- What needs to be done -
Lift out each line of the data that holds "KERI".

- Data for this task -
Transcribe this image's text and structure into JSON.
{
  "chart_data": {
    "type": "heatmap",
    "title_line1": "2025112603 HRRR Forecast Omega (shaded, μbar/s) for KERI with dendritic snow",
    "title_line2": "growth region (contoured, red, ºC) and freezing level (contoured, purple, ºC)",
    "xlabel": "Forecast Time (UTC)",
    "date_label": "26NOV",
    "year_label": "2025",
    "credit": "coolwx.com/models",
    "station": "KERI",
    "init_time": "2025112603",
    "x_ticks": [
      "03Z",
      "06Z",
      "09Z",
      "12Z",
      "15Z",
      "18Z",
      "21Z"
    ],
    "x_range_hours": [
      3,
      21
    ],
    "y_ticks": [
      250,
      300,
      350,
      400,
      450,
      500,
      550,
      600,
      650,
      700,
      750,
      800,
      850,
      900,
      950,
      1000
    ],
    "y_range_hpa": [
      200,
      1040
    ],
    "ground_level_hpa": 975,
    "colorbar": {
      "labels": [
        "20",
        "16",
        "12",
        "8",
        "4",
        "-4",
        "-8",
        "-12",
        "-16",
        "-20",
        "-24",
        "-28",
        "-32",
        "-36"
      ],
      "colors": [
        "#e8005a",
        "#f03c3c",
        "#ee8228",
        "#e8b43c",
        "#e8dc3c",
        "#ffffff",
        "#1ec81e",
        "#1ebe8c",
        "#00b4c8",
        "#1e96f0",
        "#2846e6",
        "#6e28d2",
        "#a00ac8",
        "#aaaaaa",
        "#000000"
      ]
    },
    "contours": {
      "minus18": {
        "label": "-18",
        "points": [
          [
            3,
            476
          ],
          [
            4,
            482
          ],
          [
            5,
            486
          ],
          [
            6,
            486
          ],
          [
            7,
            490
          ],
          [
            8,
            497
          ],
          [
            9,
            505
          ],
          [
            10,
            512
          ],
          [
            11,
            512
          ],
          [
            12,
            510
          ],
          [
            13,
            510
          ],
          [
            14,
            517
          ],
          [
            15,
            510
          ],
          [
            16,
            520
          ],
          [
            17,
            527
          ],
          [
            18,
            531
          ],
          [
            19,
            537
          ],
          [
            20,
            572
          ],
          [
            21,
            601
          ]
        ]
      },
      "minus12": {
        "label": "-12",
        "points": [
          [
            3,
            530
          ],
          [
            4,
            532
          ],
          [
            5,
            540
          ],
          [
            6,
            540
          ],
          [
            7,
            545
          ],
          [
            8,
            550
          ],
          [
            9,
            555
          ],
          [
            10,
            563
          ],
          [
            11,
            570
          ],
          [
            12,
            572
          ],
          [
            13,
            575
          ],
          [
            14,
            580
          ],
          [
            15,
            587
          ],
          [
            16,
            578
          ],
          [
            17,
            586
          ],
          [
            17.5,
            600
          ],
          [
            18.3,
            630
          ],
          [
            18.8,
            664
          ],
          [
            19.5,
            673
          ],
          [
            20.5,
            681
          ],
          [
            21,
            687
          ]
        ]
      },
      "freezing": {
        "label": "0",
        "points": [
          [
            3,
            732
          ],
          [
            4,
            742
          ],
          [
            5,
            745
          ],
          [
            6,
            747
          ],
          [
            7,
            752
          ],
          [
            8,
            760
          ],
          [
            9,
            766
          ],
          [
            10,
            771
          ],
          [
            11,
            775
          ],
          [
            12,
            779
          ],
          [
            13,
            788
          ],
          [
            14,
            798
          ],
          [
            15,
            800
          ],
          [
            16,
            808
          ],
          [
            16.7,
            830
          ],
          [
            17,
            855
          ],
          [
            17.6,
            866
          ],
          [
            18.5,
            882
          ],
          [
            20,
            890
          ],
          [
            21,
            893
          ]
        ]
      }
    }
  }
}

- Correct output -
    "title_line1": "2025112603 HRRR Forecast Omega (shaded, μbar/s) for KERI with dendritic snow",
    "station": "KERI",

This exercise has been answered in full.